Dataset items

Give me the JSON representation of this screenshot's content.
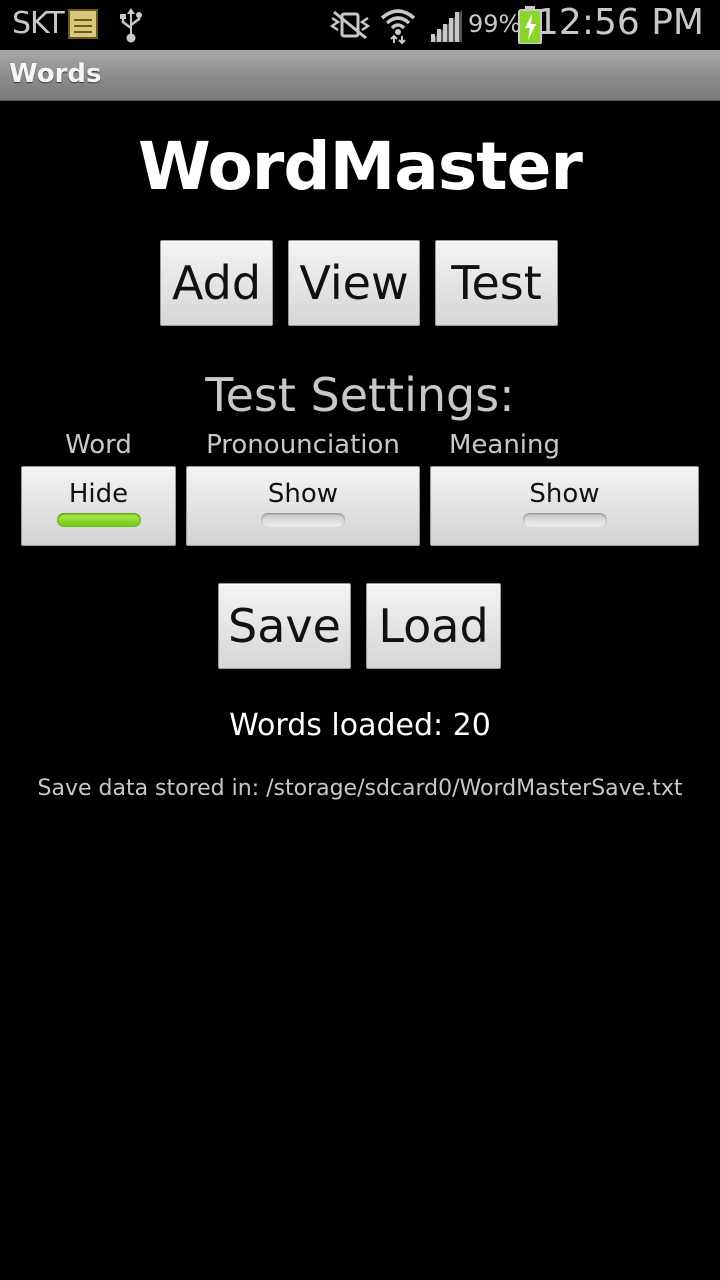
{
  "status_bar": {
    "carrier": "SKT",
    "battery_percent": "99%",
    "time": "12:56 PM"
  },
  "title_bar": {
    "title": "Words"
  },
  "app": {
    "title": "WordMaster",
    "buttons": {
      "add": "Add",
      "view": "View",
      "test": "Test"
    },
    "test_settings": {
      "heading": "Test Settings:",
      "columns": [
        {
          "label": "Word",
          "toggle_label": "Hide",
          "enabled": true
        },
        {
          "label": "Pronounciation",
          "toggle_label": "Show",
          "enabled": false
        },
        {
          "label": "Meaning",
          "toggle_label": "Show",
          "enabled": false
        }
      ]
    },
    "storage_buttons": {
      "save": "Save",
      "load": "Load"
    },
    "words_loaded": "Words loaded: 20",
    "save_path": "Save data stored in: /storage/sdcard0/WordMasterSave.txt"
  },
  "colors": {
    "toggle_on": "#7fd62a",
    "toggle_off": "#d8d8d8",
    "background": "#000000",
    "title_bar": "#8e8e8e"
  }
}
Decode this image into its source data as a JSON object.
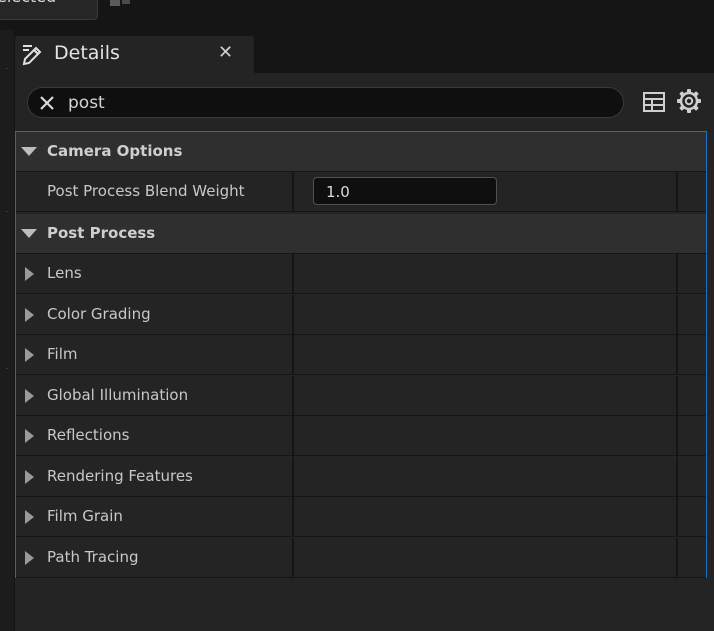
{
  "toolbar": {
    "selector_label": "elected",
    "selector_chevron": "▾"
  },
  "details": {
    "tab_title": "Details",
    "close_glyph": "✕"
  },
  "search": {
    "value": "post"
  },
  "categories": {
    "camera_options": {
      "label": "Camera Options",
      "properties": {
        "post_process_blend_weight": {
          "label": "Post Process Blend Weight",
          "value": "1.0"
        }
      }
    },
    "post_process": {
      "label": "Post Process",
      "items": [
        "Lens",
        "Color Grading",
        "Film",
        "Global Illumination",
        "Reflections",
        "Rendering Features",
        "Film Grain",
        "Path Tracing"
      ]
    }
  },
  "colors": {
    "accent_border": "#1a6fc2",
    "panel_bg": "#242424",
    "category_bg": "#2f2f2f",
    "input_bg": "#0f0f0f"
  }
}
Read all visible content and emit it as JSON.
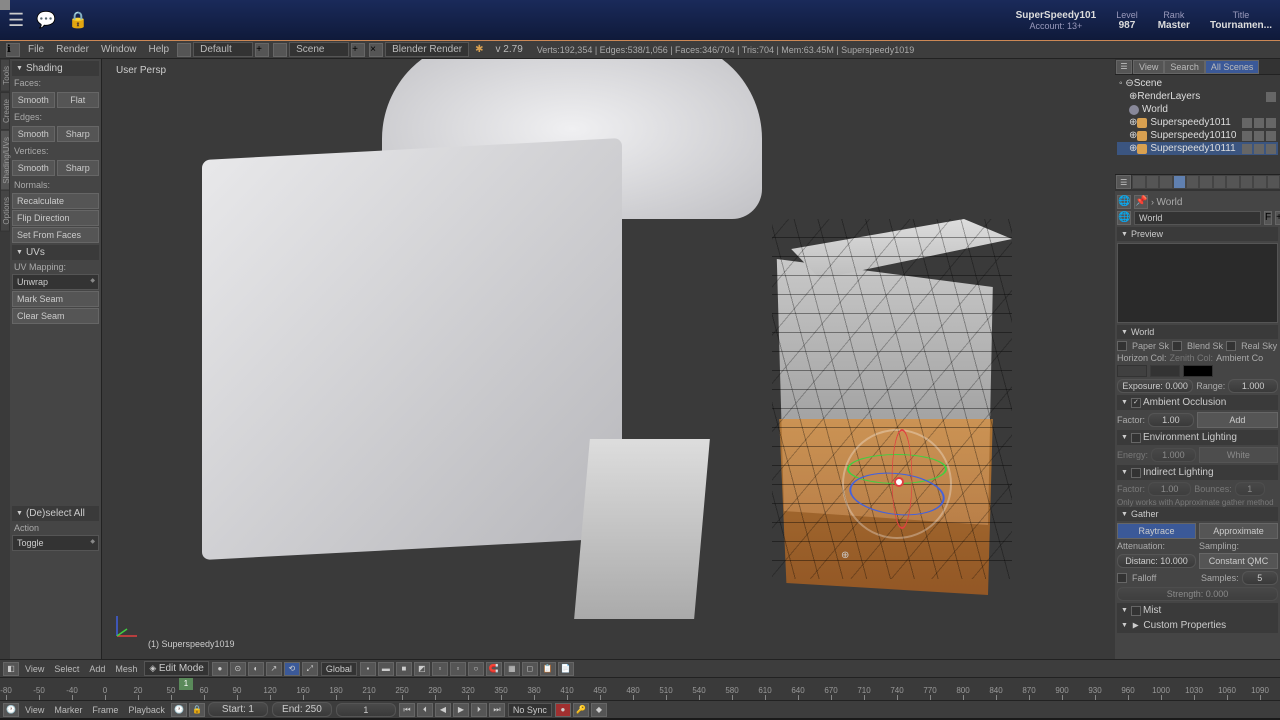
{
  "topbar": {
    "user": "SuperSpeedy101",
    "account": "Account: 13+",
    "stats": [
      {
        "label": "Level",
        "value": "987"
      },
      {
        "label": "Rank",
        "value": "Master"
      },
      {
        "label": "Title",
        "value": "Tournamen..."
      }
    ]
  },
  "menubar": {
    "items": [
      "File",
      "Render",
      "Window",
      "Help"
    ],
    "layout": "Default",
    "scene": "Scene",
    "renderer": "Blender Render",
    "version": "v 2.79",
    "stats": "Verts:192,354 | Edges:538/1,056 | Faces:346/704 | Tris:704 | Mem:63.45M | Superspeedy1019"
  },
  "left_panel": {
    "shading": {
      "title": "Shading",
      "faces": "Faces:",
      "edges": "Edges:",
      "vertices": "Vertices:",
      "normals": "Normals:",
      "smooth": "Smooth",
      "flat": "Flat",
      "sharp": "Sharp",
      "recalculate": "Recalculate",
      "flip_direction": "Flip Direction",
      "set_from_faces": "Set From Faces"
    },
    "uvs": {
      "title": "UVs",
      "uv_mapping": "UV Mapping:",
      "unwrap": "Unwrap",
      "mark_seam": "Mark Seam",
      "clear_seam": "Clear Seam"
    },
    "action": {
      "title": "(De)select All",
      "label": "Action",
      "toggle": "Toggle"
    }
  },
  "viewport": {
    "persp": "User Persp",
    "object_name": "(1) Superspeedy1019"
  },
  "viewport_toolbar": {
    "view": "View",
    "select": "Select",
    "add": "Add",
    "mesh": "Mesh",
    "mode": "Edit Mode",
    "orientation": "Global"
  },
  "outliner": {
    "view": "View",
    "search": "Search",
    "all_scenes": "All Scenes",
    "tree": {
      "scene": "Scene",
      "render_layers": "RenderLayers",
      "world": "World",
      "items": [
        "Superspeedy1011",
        "Superspeedy10110",
        "Superspeedy10111"
      ]
    }
  },
  "props": {
    "world_ctx": "World",
    "world_name": "World",
    "preview": "Preview",
    "world_section": "World",
    "paper_sk": "Paper Sk",
    "blend_sk": "Blend Sk",
    "real_sky": "Real Sky",
    "horizon_col": "Horizon Col:",
    "zenith_col": "Zenith Col:",
    "ambient_co": "Ambient Co",
    "exposure": "Exposure: 0.000",
    "range": "Range:",
    "range_val": "1.000",
    "ambient_occlusion": "Ambient Occlusion",
    "factor": "Factor:",
    "factor_val": "1.00",
    "add": "Add",
    "env_lighting": "Environment Lighting",
    "energy": "Energy:",
    "energy_val": "1.000",
    "white": "White",
    "indirect_lighting": "Indirect Lighting",
    "bounces": "Bounces:",
    "bounces_val": "1",
    "indirect_note": "Only works with Approximate gather method",
    "gather": "Gather",
    "raytrace": "Raytrace",
    "approximate": "Approximate",
    "attenuation": "Attenuation:",
    "sampling": "Sampling:",
    "distanc": "Distanc: 10.000",
    "constant_qmc": "Constant QMC",
    "falloff": "Falloff",
    "samples": "Samples:",
    "samples_val": "5",
    "strength": "Strength: 0.000",
    "mist": "Mist",
    "custom_props": "Custom Properties"
  },
  "timeline": {
    "view": "View",
    "marker": "Marker",
    "frame": "Frame",
    "playback": "Playback",
    "start": "Start:",
    "start_val": "1",
    "end": "End:",
    "end_val": "250",
    "current": "1",
    "no_sync": "No Sync",
    "ticks": [
      -80,
      -50,
      -40,
      0,
      20,
      50,
      60,
      90,
      120,
      160,
      180,
      210,
      250,
      280,
      320,
      350,
      380,
      410,
      450,
      480,
      510,
      540,
      580,
      610,
      640,
      670,
      710,
      740,
      770,
      800,
      840,
      870,
      900,
      930,
      960,
      1000,
      1030,
      1060,
      1090
    ]
  }
}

▶ Problem requirements
Filter the data for the string "Faces" and copy every line that has it.

▶ Complete output
    "stats": "Verts:192,354 | Edges:538/1,056 | Faces:346/704 | Tris:704 | Mem:63.45M | Superspeedy1019"
      "faces": "Faces:",
      "set_from_faces": "Set From Faces"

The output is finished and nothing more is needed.